:: Input material ::

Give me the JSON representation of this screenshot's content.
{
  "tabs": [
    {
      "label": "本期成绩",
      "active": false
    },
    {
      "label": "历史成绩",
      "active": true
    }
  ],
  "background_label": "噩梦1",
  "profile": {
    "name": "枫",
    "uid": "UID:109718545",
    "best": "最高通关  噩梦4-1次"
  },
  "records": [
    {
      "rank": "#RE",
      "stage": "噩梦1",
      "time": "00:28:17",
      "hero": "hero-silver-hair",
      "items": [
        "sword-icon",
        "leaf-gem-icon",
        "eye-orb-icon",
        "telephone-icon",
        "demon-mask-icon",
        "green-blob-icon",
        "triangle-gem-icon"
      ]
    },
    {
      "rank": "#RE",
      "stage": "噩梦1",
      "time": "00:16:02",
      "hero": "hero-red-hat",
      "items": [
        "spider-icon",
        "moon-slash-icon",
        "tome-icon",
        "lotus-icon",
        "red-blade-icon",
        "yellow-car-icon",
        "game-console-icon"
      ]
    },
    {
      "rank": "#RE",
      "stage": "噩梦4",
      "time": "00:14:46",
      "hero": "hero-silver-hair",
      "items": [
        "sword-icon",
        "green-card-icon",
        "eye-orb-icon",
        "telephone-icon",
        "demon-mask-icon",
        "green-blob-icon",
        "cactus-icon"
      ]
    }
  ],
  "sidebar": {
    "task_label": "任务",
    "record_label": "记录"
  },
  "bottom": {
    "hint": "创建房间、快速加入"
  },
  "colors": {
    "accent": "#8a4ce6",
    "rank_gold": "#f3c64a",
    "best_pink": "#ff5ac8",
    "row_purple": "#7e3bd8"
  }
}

:::

All of the lines above must be returned exactly.

# Exercise result
Give me the JSON representation of this screenshot's content.
{
  "tabs": [
    {
      "label": "本期成绩",
      "active": false
    },
    {
      "label": "历史成绩",
      "active": true
    }
  ],
  "background_label": "噩梦1",
  "profile": {
    "name": "枫",
    "uid": "UID:109718545",
    "best": "最高通关  噩梦4-1次"
  },
  "records": [
    {
      "rank": "#RE",
      "stage": "噩梦1",
      "time": "00:28:17",
      "hero": "hero-silver-hair",
      "items": [
        "sword-icon",
        "leaf-gem-icon",
        "eye-orb-icon",
        "telephone-icon",
        "demon-mask-icon",
        "green-blob-icon",
        "triangle-gem-icon"
      ]
    },
    {
      "rank": "#RE",
      "stage": "噩梦1",
      "time": "00:16:02",
      "hero": "hero-red-hat",
      "items": [
        "spider-icon",
        "moon-slash-icon",
        "tome-icon",
        "lotus-icon",
        "red-blade-icon",
        "yellow-car-icon",
        "game-console-icon"
      ]
    },
    {
      "rank": "#RE",
      "stage": "噩梦4",
      "time": "00:14:46",
      "hero": "hero-silver-hair",
      "items": [
        "sword-icon",
        "green-card-icon",
        "eye-orb-icon",
        "telephone-icon",
        "demon-mask-icon",
        "green-blob-icon",
        "cactus-icon"
      ]
    }
  ],
  "sidebar": {
    "task_label": "任务",
    "record_label": "记录"
  },
  "bottom": {
    "hint": "创建房间、快速加入"
  },
  "colors": {
    "accent": "#8a4ce6",
    "rank_gold": "#f3c64a",
    "best_pink": "#ff5ac8",
    "row_purple": "#7e3bd8"
  }
}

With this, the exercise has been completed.